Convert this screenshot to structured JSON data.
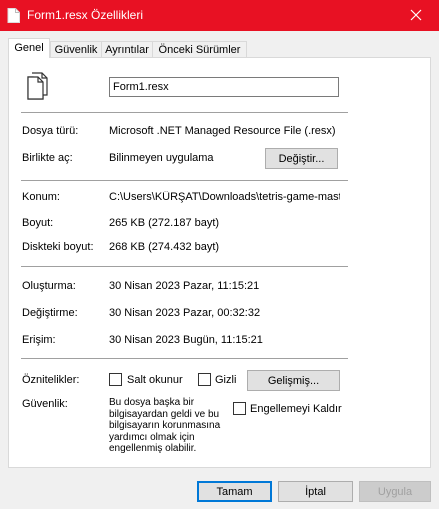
{
  "window": {
    "title": "Form1.resx Özellikleri",
    "title_icon": "file-icon",
    "close_icon": "close-icon",
    "titlebar_color": "#e81123"
  },
  "tabs": [
    {
      "label": "Genel",
      "active": true
    },
    {
      "label": "Güvenlik",
      "active": false
    },
    {
      "label": "Ayrıntılar",
      "active": false
    },
    {
      "label": "Önceki Sürümler",
      "active": false
    }
  ],
  "general": {
    "file_icon": "document-icon",
    "filename": "Form1.resx",
    "file_type_label": "Dosya türü:",
    "file_type_value": "Microsoft .NET Managed Resource File (.resx)",
    "opens_with_label": "Birlikte aç:",
    "opens_with_value": "Bilinmeyen uygulama",
    "change_button": "Değiştir...",
    "location_label": "Konum:",
    "location_value": "C:\\Users\\KÜRŞAT\\Downloads\\tetris-game-master",
    "size_label": "Boyut:",
    "size_value": "265 KB (272.187 bayt)",
    "size_on_disk_label": "Diskteki boyut:",
    "size_on_disk_value": "268 KB (274.432 bayt)",
    "created_label": "Oluşturma:",
    "created_value": "30 Nisan 2023 Pazar, 11:15:21",
    "modified_label": "Değiştirme:",
    "modified_value": "30 Nisan 2023 Pazar, 00:32:32",
    "accessed_label": "Erişim:",
    "accessed_value": "30 Nisan 2023 Bugün, 11:15:21",
    "attributes_label": "Öznitelikler:",
    "readonly_label": "Salt okunur",
    "readonly_checked": false,
    "hidden_label": "Gizli",
    "hidden_checked": false,
    "advanced_button": "Gelişmiş...",
    "security_label": "Güvenlik:",
    "security_lines": [
      "Bu dosya başka bir",
      "bilgisayardan geldi ve bu",
      "bilgisayarın korunmasına",
      "yardımcı olmak için",
      "engellenmiş olabilir."
    ],
    "unblock_label": "Engellemeyi Kaldır",
    "unblock_checked": false
  },
  "footer": {
    "ok": "Tamam",
    "cancel": "İptal",
    "apply": "Uygula"
  }
}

⁂

* **Written request**:
Working from the lines above, reproduce the material exactly and exclude its pictures.

* **Written response**:
Convert this screenshot to structured JSON data.
{
  "window": {
    "title": "Form1.resx Özellikleri",
    "title_icon": "file-icon",
    "close_icon": "close-icon",
    "titlebar_color": "#e81123"
  },
  "tabs": [
    {
      "label": "Genel",
      "active": true
    },
    {
      "label": "Güvenlik",
      "active": false
    },
    {
      "label": "Ayrıntılar",
      "active": false
    },
    {
      "label": "Önceki Sürümler",
      "active": false
    }
  ],
  "general": {
    "file_icon": "document-icon",
    "filename": "Form1.resx",
    "file_type_label": "Dosya türü:",
    "file_type_value": "Microsoft .NET Managed Resource File (.resx)",
    "opens_with_label": "Birlikte aç:",
    "opens_with_value": "Bilinmeyen uygulama",
    "change_button": "Değiştir...",
    "location_label": "Konum:",
    "location_value": "C:\\Users\\KÜRŞAT\\Downloads\\tetris-game-master",
    "size_label": "Boyut:",
    "size_value": "265 KB (272.187 bayt)",
    "size_on_disk_label": "Diskteki boyut:",
    "size_on_disk_value": "268 KB (274.432 bayt)",
    "created_label": "Oluşturma:",
    "created_value": "30 Nisan 2023 Pazar, 11:15:21",
    "modified_label": "Değiştirme:",
    "modified_value": "30 Nisan 2023 Pazar, 00:32:32",
    "accessed_label": "Erişim:",
    "accessed_value": "30 Nisan 2023 Bugün, 11:15:21",
    "attributes_label": "Öznitelikler:",
    "readonly_label": "Salt okunur",
    "readonly_checked": false,
    "hidden_label": "Gizli",
    "hidden_checked": false,
    "advanced_button": "Gelişmiş...",
    "security_label": "Güvenlik:",
    "security_lines": [
      "Bu dosya başka bir",
      "bilgisayardan geldi ve bu",
      "bilgisayarın korunmasına",
      "yardımcı olmak için",
      "engellenmiş olabilir."
    ],
    "unblock_label": "Engellemeyi Kaldır",
    "unblock_checked": false
  },
  "footer": {
    "ok": "Tamam",
    "cancel": "İptal",
    "apply": "Uygula"
  }
}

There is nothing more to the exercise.